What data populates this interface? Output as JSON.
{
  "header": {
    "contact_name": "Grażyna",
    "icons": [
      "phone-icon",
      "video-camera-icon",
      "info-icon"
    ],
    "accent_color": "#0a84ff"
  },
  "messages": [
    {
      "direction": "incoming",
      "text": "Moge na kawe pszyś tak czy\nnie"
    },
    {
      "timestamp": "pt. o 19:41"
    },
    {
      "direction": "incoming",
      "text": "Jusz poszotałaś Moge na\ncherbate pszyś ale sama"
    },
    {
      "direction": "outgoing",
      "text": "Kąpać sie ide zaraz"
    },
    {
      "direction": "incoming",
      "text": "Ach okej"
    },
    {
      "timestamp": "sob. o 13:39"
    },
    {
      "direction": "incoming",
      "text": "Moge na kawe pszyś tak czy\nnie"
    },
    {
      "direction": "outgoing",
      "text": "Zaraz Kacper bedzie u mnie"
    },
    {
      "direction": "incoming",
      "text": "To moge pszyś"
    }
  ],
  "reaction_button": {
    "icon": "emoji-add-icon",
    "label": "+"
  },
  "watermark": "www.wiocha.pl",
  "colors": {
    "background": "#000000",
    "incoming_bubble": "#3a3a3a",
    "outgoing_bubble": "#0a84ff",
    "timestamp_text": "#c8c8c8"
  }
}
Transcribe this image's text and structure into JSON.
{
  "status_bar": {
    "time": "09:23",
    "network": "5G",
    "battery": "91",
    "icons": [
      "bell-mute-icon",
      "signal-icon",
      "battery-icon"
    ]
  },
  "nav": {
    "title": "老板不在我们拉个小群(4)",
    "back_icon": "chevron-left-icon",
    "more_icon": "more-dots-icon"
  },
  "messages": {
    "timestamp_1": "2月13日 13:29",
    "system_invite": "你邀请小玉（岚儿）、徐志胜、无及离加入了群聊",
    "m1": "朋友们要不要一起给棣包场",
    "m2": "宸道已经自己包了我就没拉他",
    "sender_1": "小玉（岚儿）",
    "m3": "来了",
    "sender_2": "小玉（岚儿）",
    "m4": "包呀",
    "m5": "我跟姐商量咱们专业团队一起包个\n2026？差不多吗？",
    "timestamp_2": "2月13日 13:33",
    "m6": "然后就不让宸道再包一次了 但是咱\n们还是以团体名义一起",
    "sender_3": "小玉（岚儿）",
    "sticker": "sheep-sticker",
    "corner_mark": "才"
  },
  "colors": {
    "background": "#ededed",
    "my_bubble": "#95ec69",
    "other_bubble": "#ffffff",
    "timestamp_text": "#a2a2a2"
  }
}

- _Given task_
From the line that contains "Transcribe this image's" down to the last line of the listing above, repeat each line exactly, and include nothing else.

- _Solved exercise_
Transcribe this image's text and structure into JSON.
{
  "status_bar": {
    "time": "09:23",
    "network": "5G",
    "battery": "91",
    "icons": [
      "bell-mute-icon",
      "signal-icon",
      "battery-icon"
    ]
  },
  "nav": {
    "title": "老板不在我们拉个小群(4)",
    "back_icon": "chevron-left-icon",
    "more_icon": "more-dots-icon"
  },
  "messages": {
    "timestamp_1": "2月13日 13:29",
    "system_invite": "你邀请小玉（岚儿）、徐志胜、无及离加入了群聊",
    "m1": "朋友们要不要一起给棣包场",
    "m2": "宸道已经自己包了我就没拉他",
    "sender_1": "小玉（岚儿）",
    "m3": "来了",
    "sender_2": "小玉（岚儿）",
    "m4": "包呀",
    "m5": "我跟姐商量咱们专业团队一起包个\n2026？差不多吗？",
    "timestamp_2": "2月13日 13:33",
    "m6": "然后就不让宸道再包一次了 但是咱\n们还是以团体名义一起",
    "sender_3": "小玉（岚儿）",
    "sticker": "sheep-sticker",
    "corner_mark": "才"
  },
  "colors": {
    "background": "#ededed",
    "my_bubble": "#95ec69",
    "other_bubble": "#ffffff",
    "timestamp_text": "#a2a2a2"
  }
}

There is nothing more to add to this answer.